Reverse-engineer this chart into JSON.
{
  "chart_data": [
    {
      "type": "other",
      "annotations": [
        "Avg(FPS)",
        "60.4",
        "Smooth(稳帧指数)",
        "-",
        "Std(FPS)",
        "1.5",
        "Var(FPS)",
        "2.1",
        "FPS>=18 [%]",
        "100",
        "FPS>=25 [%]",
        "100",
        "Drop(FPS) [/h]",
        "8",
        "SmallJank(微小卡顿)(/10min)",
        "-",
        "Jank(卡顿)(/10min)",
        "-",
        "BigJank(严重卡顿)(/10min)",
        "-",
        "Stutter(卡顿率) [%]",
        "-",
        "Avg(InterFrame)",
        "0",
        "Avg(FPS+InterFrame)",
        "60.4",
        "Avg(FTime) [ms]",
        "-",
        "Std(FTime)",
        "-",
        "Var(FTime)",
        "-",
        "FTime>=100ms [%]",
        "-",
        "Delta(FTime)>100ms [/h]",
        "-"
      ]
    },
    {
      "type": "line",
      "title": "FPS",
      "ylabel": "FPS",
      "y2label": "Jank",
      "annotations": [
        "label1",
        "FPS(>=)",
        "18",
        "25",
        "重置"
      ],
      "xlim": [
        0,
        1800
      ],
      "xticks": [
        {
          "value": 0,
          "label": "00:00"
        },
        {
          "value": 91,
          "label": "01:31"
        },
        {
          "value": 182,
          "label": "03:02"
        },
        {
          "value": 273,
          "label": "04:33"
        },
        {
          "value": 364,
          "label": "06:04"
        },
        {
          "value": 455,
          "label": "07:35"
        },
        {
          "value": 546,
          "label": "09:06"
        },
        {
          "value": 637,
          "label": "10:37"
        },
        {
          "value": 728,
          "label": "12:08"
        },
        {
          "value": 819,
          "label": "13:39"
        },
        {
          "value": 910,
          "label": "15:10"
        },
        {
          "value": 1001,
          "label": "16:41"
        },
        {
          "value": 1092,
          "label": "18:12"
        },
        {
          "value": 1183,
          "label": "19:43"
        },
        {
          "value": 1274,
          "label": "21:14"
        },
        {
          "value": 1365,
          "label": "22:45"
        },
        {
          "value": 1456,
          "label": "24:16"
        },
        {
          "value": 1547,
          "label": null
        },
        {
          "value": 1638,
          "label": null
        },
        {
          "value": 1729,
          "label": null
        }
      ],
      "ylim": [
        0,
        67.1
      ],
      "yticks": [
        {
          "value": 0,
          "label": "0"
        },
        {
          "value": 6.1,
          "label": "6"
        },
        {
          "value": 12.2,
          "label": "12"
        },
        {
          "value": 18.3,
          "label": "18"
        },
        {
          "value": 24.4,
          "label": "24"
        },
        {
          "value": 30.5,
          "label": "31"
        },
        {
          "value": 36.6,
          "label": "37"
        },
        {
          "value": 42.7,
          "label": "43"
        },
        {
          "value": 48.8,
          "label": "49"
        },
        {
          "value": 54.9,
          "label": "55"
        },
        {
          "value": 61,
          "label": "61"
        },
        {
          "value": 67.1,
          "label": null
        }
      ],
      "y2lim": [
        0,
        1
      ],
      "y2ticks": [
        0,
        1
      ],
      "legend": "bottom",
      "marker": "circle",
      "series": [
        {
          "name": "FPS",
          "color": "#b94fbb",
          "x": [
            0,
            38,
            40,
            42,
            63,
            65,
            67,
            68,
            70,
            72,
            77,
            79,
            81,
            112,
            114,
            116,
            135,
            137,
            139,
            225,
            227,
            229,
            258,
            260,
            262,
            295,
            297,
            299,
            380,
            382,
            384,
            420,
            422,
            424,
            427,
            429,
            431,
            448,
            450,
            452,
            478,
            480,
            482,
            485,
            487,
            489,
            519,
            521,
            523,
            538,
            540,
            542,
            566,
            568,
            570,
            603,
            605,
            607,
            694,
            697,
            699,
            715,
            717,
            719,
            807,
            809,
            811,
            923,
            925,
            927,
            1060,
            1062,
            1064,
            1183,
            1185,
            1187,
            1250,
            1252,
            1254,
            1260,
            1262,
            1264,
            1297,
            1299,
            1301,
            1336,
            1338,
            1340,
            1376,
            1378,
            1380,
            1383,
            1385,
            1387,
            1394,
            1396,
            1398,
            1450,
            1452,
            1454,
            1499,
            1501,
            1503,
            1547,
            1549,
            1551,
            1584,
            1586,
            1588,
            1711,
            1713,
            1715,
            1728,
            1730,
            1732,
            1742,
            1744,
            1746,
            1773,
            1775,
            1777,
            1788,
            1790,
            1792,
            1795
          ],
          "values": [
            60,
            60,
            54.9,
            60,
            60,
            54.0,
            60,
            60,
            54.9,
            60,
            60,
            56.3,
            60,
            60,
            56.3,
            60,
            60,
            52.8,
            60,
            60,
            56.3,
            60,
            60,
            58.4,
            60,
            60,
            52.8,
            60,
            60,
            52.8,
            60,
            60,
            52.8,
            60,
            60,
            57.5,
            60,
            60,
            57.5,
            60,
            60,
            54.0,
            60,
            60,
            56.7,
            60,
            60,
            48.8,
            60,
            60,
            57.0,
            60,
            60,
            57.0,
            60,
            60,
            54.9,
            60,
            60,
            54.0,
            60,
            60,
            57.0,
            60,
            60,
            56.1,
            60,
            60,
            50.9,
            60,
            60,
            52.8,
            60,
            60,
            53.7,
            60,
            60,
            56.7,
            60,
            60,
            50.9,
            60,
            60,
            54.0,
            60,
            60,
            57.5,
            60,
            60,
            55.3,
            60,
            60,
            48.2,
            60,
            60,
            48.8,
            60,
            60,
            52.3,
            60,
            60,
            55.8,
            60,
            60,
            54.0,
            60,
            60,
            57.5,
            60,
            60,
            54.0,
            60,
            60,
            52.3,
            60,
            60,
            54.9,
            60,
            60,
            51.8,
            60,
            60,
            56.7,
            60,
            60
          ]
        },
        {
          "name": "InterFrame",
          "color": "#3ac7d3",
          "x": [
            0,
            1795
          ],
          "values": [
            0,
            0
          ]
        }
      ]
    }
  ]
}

● ● ● ● ●

WHAT NEEDS TO BE DONE:
All of the material above needs to be copied exactly.

TASK OUTPUT:
Reverse-engineer this chart into JSON.
{
  "chart_data": [
    {
      "type": "other",
      "annotations": [
        "Avg(FPS)",
        "60.4",
        "Smooth(稳帧指数)",
        "-",
        "Std(FPS)",
        "1.5",
        "Var(FPS)",
        "2.1",
        "FPS>=18 [%]",
        "100",
        "FPS>=25 [%]",
        "100",
        "Drop(FPS) [/h]",
        "8",
        "SmallJank(微小卡顿)(/10min)",
        "-",
        "Jank(卡顿)(/10min)",
        "-",
        "BigJank(严重卡顿)(/10min)",
        "-",
        "Stutter(卡顿率) [%]",
        "-",
        "Avg(InterFrame)",
        "0",
        "Avg(FPS+InterFrame)",
        "60.4",
        "Avg(FTime) [ms]",
        "-",
        "Std(FTime)",
        "-",
        "Var(FTime)",
        "-",
        "FTime>=100ms [%]",
        "-",
        "Delta(FTime)>100ms [/h]",
        "-"
      ]
    },
    {
      "type": "line",
      "title": "FPS",
      "ylabel": "FPS",
      "y2label": "Jank",
      "annotations": [
        "label1",
        "FPS(>=)",
        "18",
        "25",
        "重置"
      ],
      "xlim": [
        0,
        1800
      ],
      "xticks": [
        {
          "value": 0,
          "label": "00:00"
        },
        {
          "value": 91,
          "label": "01:31"
        },
        {
          "value": 182,
          "label": "03:02"
        },
        {
          "value": 273,
          "label": "04:33"
        },
        {
          "value": 364,
          "label": "06:04"
        },
        {
          "value": 455,
          "label": "07:35"
        },
        {
          "value": 546,
          "label": "09:06"
        },
        {
          "value": 637,
          "label": "10:37"
        },
        {
          "value": 728,
          "label": "12:08"
        },
        {
          "value": 819,
          "label": "13:39"
        },
        {
          "value": 910,
          "label": "15:10"
        },
        {
          "value": 1001,
          "label": "16:41"
        },
        {
          "value": 1092,
          "label": "18:12"
        },
        {
          "value": 1183,
          "label": "19:43"
        },
        {
          "value": 1274,
          "label": "21:14"
        },
        {
          "value": 1365,
          "label": "22:45"
        },
        {
          "value": 1456,
          "label": "24:16"
        },
        {
          "value": 1547,
          "label": null
        },
        {
          "value": 1638,
          "label": null
        },
        {
          "value": 1729,
          "label": null
        }
      ],
      "ylim": [
        0,
        67.1
      ],
      "yticks": [
        {
          "value": 0,
          "label": "0"
        },
        {
          "value": 6.1,
          "label": "6"
        },
        {
          "value": 12.2,
          "label": "12"
        },
        {
          "value": 18.3,
          "label": "18"
        },
        {
          "value": 24.4,
          "label": "24"
        },
        {
          "value": 30.5,
          "label": "31"
        },
        {
          "value": 36.6,
          "label": "37"
        },
        {
          "value": 42.7,
          "label": "43"
        },
        {
          "value": 48.8,
          "label": "49"
        },
        {
          "value": 54.9,
          "label": "55"
        },
        {
          "value": 61,
          "label": "61"
        },
        {
          "value": 67.1,
          "label": null
        }
      ],
      "y2lim": [
        0,
        1
      ],
      "y2ticks": [
        0,
        1
      ],
      "legend": "bottom",
      "marker": "circle",
      "series": [
        {
          "name": "FPS",
          "color": "#b94fbb",
          "x": [
            0,
            38,
            40,
            42,
            63,
            65,
            67,
            68,
            70,
            72,
            77,
            79,
            81,
            112,
            114,
            116,
            135,
            137,
            139,
            225,
            227,
            229,
            258,
            260,
            262,
            295,
            297,
            299,
            380,
            382,
            384,
            420,
            422,
            424,
            427,
            429,
            431,
            448,
            450,
            452,
            478,
            480,
            482,
            485,
            487,
            489,
            519,
            521,
            523,
            538,
            540,
            542,
            566,
            568,
            570,
            603,
            605,
            607,
            694,
            697,
            699,
            715,
            717,
            719,
            807,
            809,
            811,
            923,
            925,
            927,
            1060,
            1062,
            1064,
            1183,
            1185,
            1187,
            1250,
            1252,
            1254,
            1260,
            1262,
            1264,
            1297,
            1299,
            1301,
            1336,
            1338,
            1340,
            1376,
            1378,
            1380,
            1383,
            1385,
            1387,
            1394,
            1396,
            1398,
            1450,
            1452,
            1454,
            1499,
            1501,
            1503,
            1547,
            1549,
            1551,
            1584,
            1586,
            1588,
            1711,
            1713,
            1715,
            1728,
            1730,
            1732,
            1742,
            1744,
            1746,
            1773,
            1775,
            1777,
            1788,
            1790,
            1792,
            1795
          ],
          "values": [
            60,
            60,
            54.9,
            60,
            60,
            54.0,
            60,
            60,
            54.9,
            60,
            60,
            56.3,
            60,
            60,
            56.3,
            60,
            60,
            52.8,
            60,
            60,
            56.3,
            60,
            60,
            58.4,
            60,
            60,
            52.8,
            60,
            60,
            52.8,
            60,
            60,
            52.8,
            60,
            60,
            57.5,
            60,
            60,
            57.5,
            60,
            60,
            54.0,
            60,
            60,
            56.7,
            60,
            60,
            48.8,
            60,
            60,
            57.0,
            60,
            60,
            57.0,
            60,
            60,
            54.9,
            60,
            60,
            54.0,
            60,
            60,
            57.0,
            60,
            60,
            56.1,
            60,
            60,
            50.9,
            60,
            60,
            52.8,
            60,
            60,
            53.7,
            60,
            60,
            56.7,
            60,
            60,
            50.9,
            60,
            60,
            54.0,
            60,
            60,
            57.5,
            60,
            60,
            55.3,
            60,
            60,
            48.2,
            60,
            60,
            48.8,
            60,
            60,
            52.3,
            60,
            60,
            55.8,
            60,
            60,
            54.0,
            60,
            60,
            57.5,
            60,
            60,
            54.0,
            60,
            60,
            52.3,
            60,
            60,
            54.9,
            60,
            60,
            51.8,
            60,
            60,
            56.7,
            60,
            60
          ]
        },
        {
          "name": "InterFrame",
          "color": "#3ac7d3",
          "x": [
            0,
            1795
          ],
          "values": [
            0,
            0
          ]
        }
      ]
    }
  ]
}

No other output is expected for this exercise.